* **Text section**
►

Judge: Upinder S. Kalra, Case: 20STCV24978, Date: 2022-08-08 Tentative Ruling

Case Number: 20STCV24978    Hearing Date: August 8, 2022    Dept: 51


1.      

Tentative Ruling

 

Judge Upinder S. Kalra, Department 51

 

HEARING DATE:   August 8, 2022                                               

 

CASE NAME:            Chris Stout v. Barton Brands of California, Inc., et al.

 

CASE NO.:                20STCV24978

 

PLAINTIFF’S MOTION TO COMPEL FURTHER DISCOVERY RESPONSES –

Special Interrogatories (4118)

 

MOVING PARTY: Plaintiff Chris Stout

 

RESPONDING PARTY(S): Defendant Barton Brand of California

 

REQUESTED RELIEF:

 

1.      An order compelling Defendant to provide further responses to Special Interrogatories Nos. 10-16

2.      Request for Monetary Sanctions against Sheppard Mullin Richter & Hampton LLP, Paul S. Cowie, Esq., Brian S. Fong, Esq., Peter Y. Lee, Esq., and Defendant, Barton Brands of California, Inc., jointly, in the sum of $1,400.00

TENTATIVE RULING:

 

            Motion to Compel Further is GRANTED.

◄

* **Written exercise**
Answer these questions from the tentative ruling above.
(a) Which department is the case assigned to?
(b) Which special interrogatories does the plaintiff want further responses to?
(c) What is the ruling on the motion to compel further?

* **Data shown**

►

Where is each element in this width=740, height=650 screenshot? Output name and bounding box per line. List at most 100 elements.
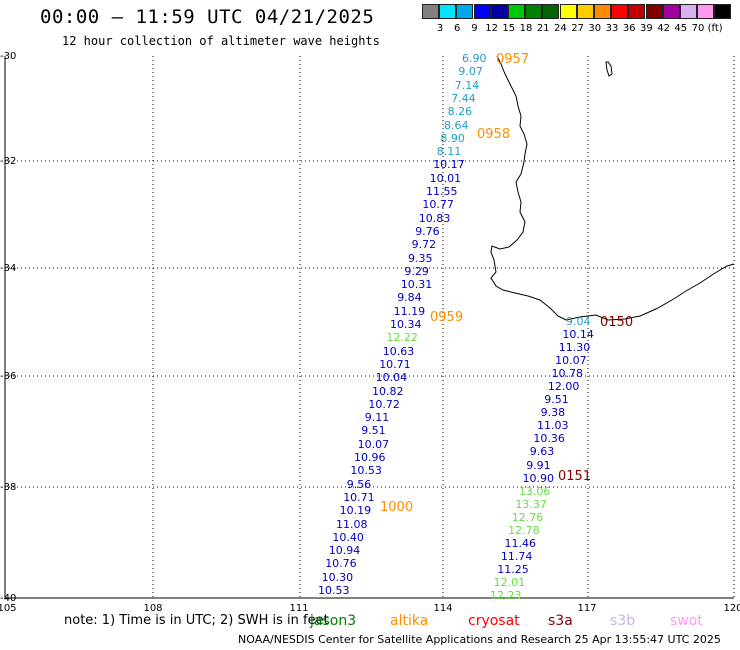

◄

* **Answer to this task**
(a) Department 51.
(b) Special Interrogatories Nos. 10-16.
(c) It is granted.